◆ **LIST OF TASKS**
A - Quote the passage of the post on migration below that runs between "Written by Matthew" and "World War II.", inclusive.
B - Continue the post on migration below from the point where it stops.

◆ **TEXT PROVIDED**
☆ ☆ ☆ ☆

Mere Orthodoxy | Christianity, Politics, and Culture

there aren't good short-term fixes for migration, either - Doctors Without Boredom

Written by Matthew Loftus | Jul 5, 2018 6:34:52 AM

Last week I highlighted a really good article about the long-term migration problem that the world is facing. Here is more evidence from The Atlantic that things aren’t holding in the short-term, either:

When I asked immigration experts this week which country is the shining example of how to handle asylum-seekers—where, in other words, the United States could look for best practices—some said Canada, others Sweden. But I didn’t hear many unequivocal endorsements.

Absorbing asylum-seekers has been a challenge ever since the United Nations developed a convention on refugees in 1951. But, according to FitzGerald, “it hasn’t been as big of a challenge in the countries that dominate the world until more recently”—a period in which more people are displaced than at any time since the wake of World War II.

☆ ☆ ☆ ☆

Source records
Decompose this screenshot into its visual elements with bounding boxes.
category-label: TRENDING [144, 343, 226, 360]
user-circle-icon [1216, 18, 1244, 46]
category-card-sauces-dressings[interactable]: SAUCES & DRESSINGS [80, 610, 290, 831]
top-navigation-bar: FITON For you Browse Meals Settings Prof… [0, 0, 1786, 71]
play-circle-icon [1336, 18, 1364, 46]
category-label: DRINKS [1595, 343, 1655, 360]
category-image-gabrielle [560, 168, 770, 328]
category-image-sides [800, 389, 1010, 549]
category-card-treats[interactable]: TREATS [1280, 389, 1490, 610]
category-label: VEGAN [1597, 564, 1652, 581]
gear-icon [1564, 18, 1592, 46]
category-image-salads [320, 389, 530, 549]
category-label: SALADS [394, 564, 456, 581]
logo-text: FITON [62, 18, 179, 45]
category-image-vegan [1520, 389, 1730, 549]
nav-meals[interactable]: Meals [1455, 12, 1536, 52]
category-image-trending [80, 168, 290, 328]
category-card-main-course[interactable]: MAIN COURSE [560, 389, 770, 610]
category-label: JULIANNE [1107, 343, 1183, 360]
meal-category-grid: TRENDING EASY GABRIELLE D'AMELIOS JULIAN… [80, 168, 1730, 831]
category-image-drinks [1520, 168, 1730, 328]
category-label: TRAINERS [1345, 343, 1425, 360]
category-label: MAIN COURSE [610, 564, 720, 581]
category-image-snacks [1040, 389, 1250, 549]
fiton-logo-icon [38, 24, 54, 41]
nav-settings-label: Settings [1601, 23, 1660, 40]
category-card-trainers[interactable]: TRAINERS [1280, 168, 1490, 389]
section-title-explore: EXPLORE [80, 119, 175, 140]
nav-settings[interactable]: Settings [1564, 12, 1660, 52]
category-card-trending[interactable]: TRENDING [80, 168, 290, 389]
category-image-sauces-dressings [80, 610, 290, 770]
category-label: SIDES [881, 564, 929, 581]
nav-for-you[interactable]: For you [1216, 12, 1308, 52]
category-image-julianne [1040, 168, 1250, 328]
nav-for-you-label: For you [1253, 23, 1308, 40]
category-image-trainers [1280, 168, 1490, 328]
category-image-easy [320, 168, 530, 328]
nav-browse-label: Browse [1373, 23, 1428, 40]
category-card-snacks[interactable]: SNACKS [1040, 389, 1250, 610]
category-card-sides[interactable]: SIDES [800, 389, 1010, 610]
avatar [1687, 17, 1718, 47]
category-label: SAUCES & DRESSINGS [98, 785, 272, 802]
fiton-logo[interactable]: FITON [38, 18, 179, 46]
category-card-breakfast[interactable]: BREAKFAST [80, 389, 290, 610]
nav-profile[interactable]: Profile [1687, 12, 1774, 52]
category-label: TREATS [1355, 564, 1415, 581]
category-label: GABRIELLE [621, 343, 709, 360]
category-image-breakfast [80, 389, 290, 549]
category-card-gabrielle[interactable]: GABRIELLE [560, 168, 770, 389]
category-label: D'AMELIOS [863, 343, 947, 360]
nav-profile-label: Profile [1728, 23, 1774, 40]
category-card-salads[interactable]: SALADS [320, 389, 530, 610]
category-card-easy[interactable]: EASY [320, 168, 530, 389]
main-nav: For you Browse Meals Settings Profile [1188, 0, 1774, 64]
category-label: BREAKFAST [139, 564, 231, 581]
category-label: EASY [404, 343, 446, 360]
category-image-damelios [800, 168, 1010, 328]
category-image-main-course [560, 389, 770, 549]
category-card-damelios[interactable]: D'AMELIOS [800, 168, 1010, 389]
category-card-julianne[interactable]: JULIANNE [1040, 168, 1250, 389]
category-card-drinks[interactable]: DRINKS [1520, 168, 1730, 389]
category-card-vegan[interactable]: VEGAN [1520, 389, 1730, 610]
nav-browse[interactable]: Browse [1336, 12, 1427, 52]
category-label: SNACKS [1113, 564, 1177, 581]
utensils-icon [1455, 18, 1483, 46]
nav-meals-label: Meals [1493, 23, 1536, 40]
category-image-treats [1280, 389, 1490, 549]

☆ ☆ ☆ ☆

◆ **RESULTS OF THE TASKS**
A -
Written by Matthew Loftus | Jul 5, 2018 6:34:52 AM

Last week I highlighted a really good article about the long-term migration problem that the world is facing. Here is more evidence from The Atlantic that things aren’t holding in the short-term, either:

When I asked immigration experts this week which country is the shining example of how to handle asylum-seekers—where, in other words, the United States could look for best practices—some said Canada, others Sweden. But I didn’t hear many unequivocal endorsements.

Absorbing asylum-seekers has been a challenge ever since the United Nations developed a convention on refugees in 1951. But, according to FitzGerald, “it hasn’t been as big of a challenge in the countries that dominate the world until more recently”—a period in which more people are displaced than at any time since the wake of World War II.

B -
There’s long been a “grand bargain … between the rich countries of the Global North and the poorer countries of the Global South,” FitzGerald explained: “The Global North pays for refugees to be housed in other countries in the Global South and in return takes a symbolic number of them through refugee-resettlement programs.” But lately that bargain has broken down as a substantial number of asylum-seekers have gotten past the “obstacle course that’s deliberately been put in their way” and requested refuge on the territory of wealthy countries. “People are trying to reach Europe, trying to reach Australia, trying to reach North America,” he observed. And nobody in Europe and Australia and North America has quite figured out how to respond.